DESCRIPTION OF THE TASK
Answer these questions from the financial literacy text below.
1. When does a business make a loss?
2. What is another name for medium-term investments?
3. Who draws up a personal budget?

GIVEN TEXT
Income is the payment you receive for selling goods, your time, providing services, or investing your money.
An expense is the money you spend to buy in goods and services provided by someone else, for example school fees, groceries, and so on.
A business makes a profit if its income is more than its expenses.
A business makes a loss if its expenses are more than its income.
Budget is a plan of how much money a business or individual will have and how to spend it.
Savings is money that is left over after all the expenses have been paid.
A bank or financial institution is where individuals and businesses can keeps their money safe.
A transaction is any action (buying or selling) where money is involved.
Financial records are evidence that a transaction has taken place.
Financial literacy Unit 2 Income and expenses Personal income is the total amount of money that you get from different sources, for example salaries, wages, commission, rent and so on.
Personal expenses are the amounts of money paid to satisfy our needs and wants.
Statement of net worth – a statement that describes a financial situation of a person or business, as it is at a certain moment.
Business receive income from providing services or selling goods.
Business have various expenses, such as cost of sales, operating expenses, interest paid on a loan, and so on.
Businesses put money in a savings account if they need to keep it aside and make it grow for a specific purpose. This is called short-term savings.
Medium-term investments are also called fixed deposits. A business can invest money in a fixed deposit for longer periods than a savings account to earn more interest.
144 Examination preparation
Financial literacy Unit 3 Budgets A budget is a plan of how much money you have and how you will spend it. We can define it as an estimate of future income and expenses.
Income is the money you get from earning a salary. A business gets income from selling goods and services. Expenditure is what we pay out for goods and services that we need.
A personal budget is drawn up by individuals and households. A business budget is drawn up by businesses to help them plan and control income and expenditure.

INFORMATION PROVIDED
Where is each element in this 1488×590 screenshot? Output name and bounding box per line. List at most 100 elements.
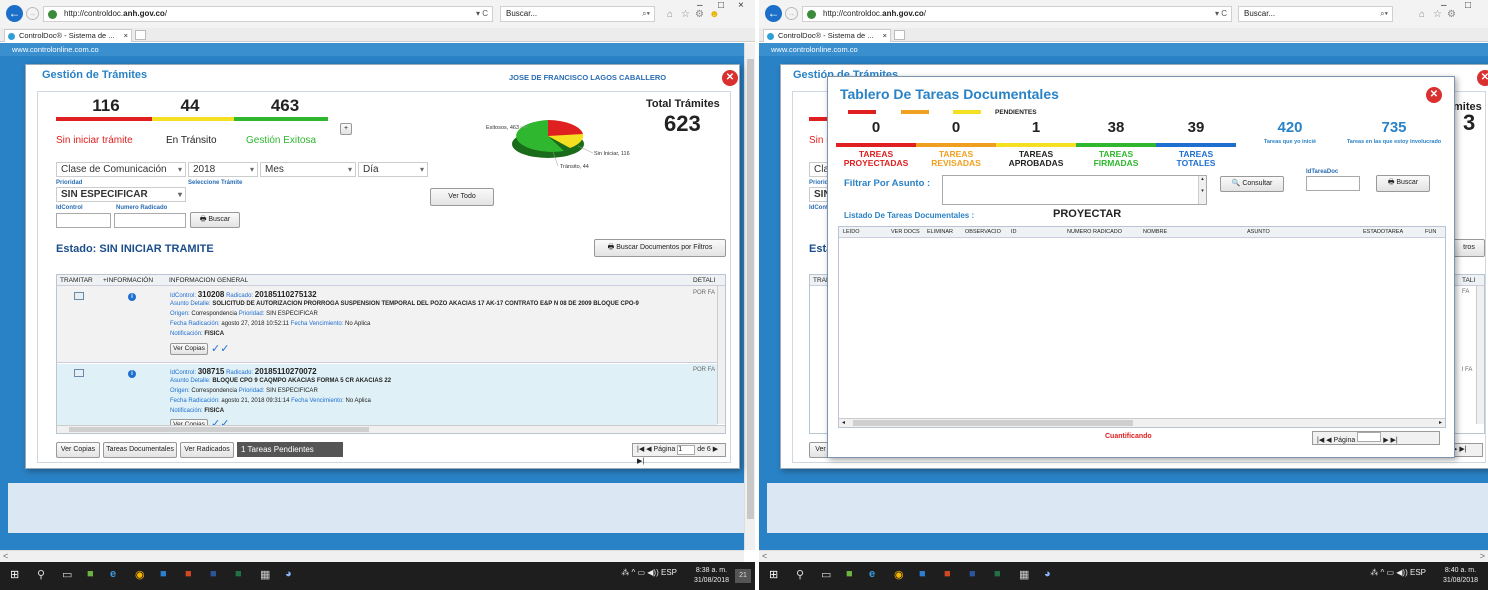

COMPLETED EXERCISE
1. A business makes a loss when its expenses are more than its income.
2. Medium-term investments are also called fixed deposits.
3. A personal budget is drawn up by individuals and households.